Visual layout annotation data:
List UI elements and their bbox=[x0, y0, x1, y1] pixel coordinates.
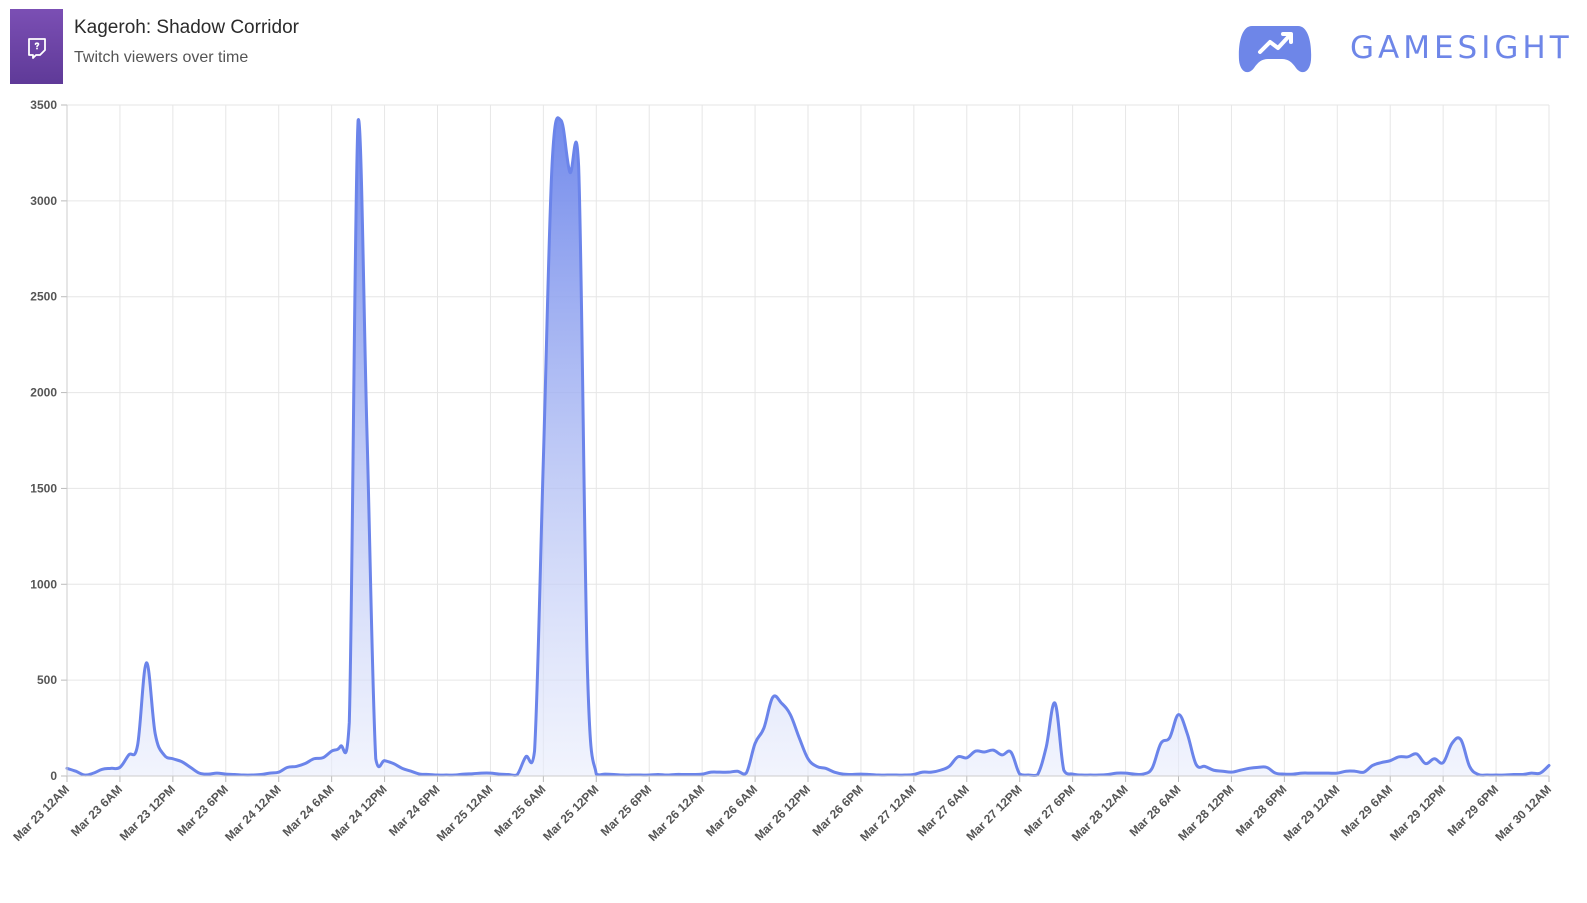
x-tick-label: Mar 25 6PM bbox=[598, 782, 655, 839]
x-tick-label: Mar 28 6PM bbox=[1233, 782, 1290, 839]
x-tick-label: Mar 23 12PM bbox=[117, 782, 178, 843]
x-tick-label: Mar 27 12PM bbox=[964, 782, 1025, 843]
x-tick-label: Mar 23 6AM bbox=[68, 782, 125, 839]
twitch-icon bbox=[28, 38, 46, 59]
x-tick-label: Mar 23 12AM bbox=[10, 782, 72, 844]
grid bbox=[66, 104, 1550, 777]
y-axis: 0 500 1000 1500 2000 2500 3000 3500 bbox=[30, 98, 68, 783]
x-tick-label: Mar 27 6AM bbox=[915, 782, 972, 839]
y-tick-label: 1000 bbox=[30, 577, 57, 591]
x-tick-label: Mar 24 12AM bbox=[222, 782, 284, 844]
viewers-area-chart: 0 500 1000 1500 2000 2500 3000 3500 Mar 23 12AM… bbox=[10, 98, 1554, 844]
x-tick-label: Mar 24 12PM bbox=[328, 782, 389, 843]
x-tick-label: Mar 28 12PM bbox=[1175, 782, 1236, 843]
x-tick-label: Mar 25 12PM bbox=[540, 782, 601, 843]
chart-header: Kageroh: Shadow Corridor Twitch viewers … bbox=[0, 0, 1587, 95]
x-tick-label: Mar 26 12AM bbox=[645, 782, 707, 844]
y-tick-label: 2000 bbox=[30, 386, 57, 400]
x-tick-label: Mar 26 6AM bbox=[703, 782, 760, 839]
x-tick-label: Mar 29 6PM bbox=[1445, 782, 1502, 839]
y-tick-label: 3000 bbox=[30, 194, 57, 208]
x-tick-label: Mar 29 12AM bbox=[1281, 782, 1343, 844]
x-tick-label: Mar 29 6AM bbox=[1338, 782, 1395, 839]
game-thumbnail bbox=[10, 9, 63, 84]
x-tick-label: Mar 27 12AM bbox=[857, 782, 919, 844]
y-tick-label: 1500 bbox=[30, 481, 57, 495]
x-tick-label: Mar 30 12AM bbox=[1492, 782, 1554, 844]
chart-subtitle: Twitch viewers over time bbox=[74, 49, 249, 66]
x-tick-label: Mar 28 6AM bbox=[1127, 782, 1184, 839]
brand-name: GAMESIGHT bbox=[1350, 30, 1573, 66]
y-tick-label: 2500 bbox=[30, 290, 57, 304]
chart-title: Kageroh: Shadow Corridor bbox=[74, 17, 299, 38]
x-tick-label: Mar 24 6AM bbox=[280, 782, 337, 839]
x-tick-label: Mar 23 6PM bbox=[174, 782, 231, 839]
x-tick-label: Mar 25 12AM bbox=[434, 782, 496, 844]
y-tick-label: 0 bbox=[50, 769, 57, 783]
x-tick-label: Mar 27 6PM bbox=[1021, 782, 1078, 839]
x-tick-label: Mar 25 6AM bbox=[491, 782, 548, 839]
series-fill bbox=[67, 117, 1549, 777]
gamepad-trend-icon bbox=[1238, 26, 1312, 73]
x-tick-label: Mar 26 6PM bbox=[809, 782, 866, 839]
x-tick-label: Mar 29 12PM bbox=[1387, 782, 1448, 843]
series-line bbox=[65, 116, 1551, 778]
series-area bbox=[65, 116, 1551, 778]
x-tick-label: Mar 26 12PM bbox=[752, 782, 813, 843]
y-tick-label: 500 bbox=[37, 673, 57, 687]
x-tick-label: Mar 28 12AM bbox=[1069, 782, 1131, 844]
y-tick-label: 3500 bbox=[30, 98, 57, 112]
x-tick-label: Mar 24 6PM bbox=[386, 782, 443, 839]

Your instructions – Can you repeat every line of the data above, leaving out the pictures?

Response –
List UI elements and their bbox=[x0, y0, x1, y1] pixel coordinates.
x-tick-label: Mar 25 6PM bbox=[598, 782, 655, 839]
x-tick-label: Mar 28 6PM bbox=[1233, 782, 1290, 839]
x-tick-label: Mar 23 12PM bbox=[117, 782, 178, 843]
x-tick-label: Mar 27 12PM bbox=[964, 782, 1025, 843]
x-tick-label: Mar 23 6AM bbox=[68, 782, 125, 839]
twitch-icon bbox=[28, 38, 46, 59]
x-tick-label: Mar 23 12AM bbox=[10, 782, 72, 844]
grid bbox=[66, 104, 1550, 777]
y-axis: 0 500 1000 1500 2000 2500 3000 3500 bbox=[30, 98, 68, 783]
x-tick-label: Mar 27 6AM bbox=[915, 782, 972, 839]
y-tick-label: 1000 bbox=[30, 577, 57, 591]
x-tick-label: Mar 24 12AM bbox=[222, 782, 284, 844]
viewers-area-chart: 0 500 1000 1500 2000 2500 3000 3500 Mar 23 12AM… bbox=[10, 98, 1554, 844]
x-tick-label: Mar 24 12PM bbox=[328, 782, 389, 843]
x-tick-label: Mar 28 12PM bbox=[1175, 782, 1236, 843]
x-tick-label: Mar 25 12PM bbox=[540, 782, 601, 843]
chart-header: Kageroh: Shadow Corridor Twitch viewers … bbox=[0, 0, 1587, 95]
x-tick-label: Mar 26 12AM bbox=[645, 782, 707, 844]
y-tick-label: 2000 bbox=[30, 386, 57, 400]
x-tick-label: Mar 26 6AM bbox=[703, 782, 760, 839]
x-tick-label: Mar 29 6PM bbox=[1445, 782, 1502, 839]
y-tick-label: 3000 bbox=[30, 194, 57, 208]
x-tick-label: Mar 29 12AM bbox=[1281, 782, 1343, 844]
x-tick-label: Mar 29 6AM bbox=[1338, 782, 1395, 839]
game-thumbnail bbox=[10, 9, 63, 84]
x-tick-label: Mar 27 12AM bbox=[857, 782, 919, 844]
y-tick-label: 1500 bbox=[30, 481, 57, 495]
x-tick-label: Mar 30 12AM bbox=[1492, 782, 1554, 844]
chart-subtitle: Twitch viewers over time bbox=[74, 49, 249, 66]
x-tick-label: Mar 28 6AM bbox=[1127, 782, 1184, 839]
brand-name: GAMESIGHT bbox=[1350, 30, 1573, 66]
y-tick-label: 2500 bbox=[30, 290, 57, 304]
chart-title: Kageroh: Shadow Corridor bbox=[74, 17, 299, 38]
x-tick-label: Mar 24 6AM bbox=[280, 782, 337, 839]
x-tick-label: Mar 23 6PM bbox=[174, 782, 231, 839]
x-tick-label: Mar 25 12AM bbox=[434, 782, 496, 844]
y-tick-label: 0 bbox=[50, 769, 57, 783]
x-tick-label: Mar 27 6PM bbox=[1021, 782, 1078, 839]
x-tick-label: Mar 25 6AM bbox=[491, 782, 548, 839]
series-fill bbox=[67, 117, 1549, 777]
gamepad-trend-icon bbox=[1238, 26, 1312, 73]
x-tick-label: Mar 26 6PM bbox=[809, 782, 866, 839]
x-tick-label: Mar 29 12PM bbox=[1387, 782, 1448, 843]
series-line bbox=[65, 116, 1551, 778]
series-area bbox=[65, 116, 1551, 778]
x-tick-label: Mar 26 12PM bbox=[752, 782, 813, 843]
y-tick-label: 500 bbox=[37, 673, 57, 687]
x-tick-label: Mar 28 12AM bbox=[1069, 782, 1131, 844]
y-tick-label: 3500 bbox=[30, 98, 57, 112]
x-tick-label: Mar 24 6PM bbox=[386, 782, 443, 839]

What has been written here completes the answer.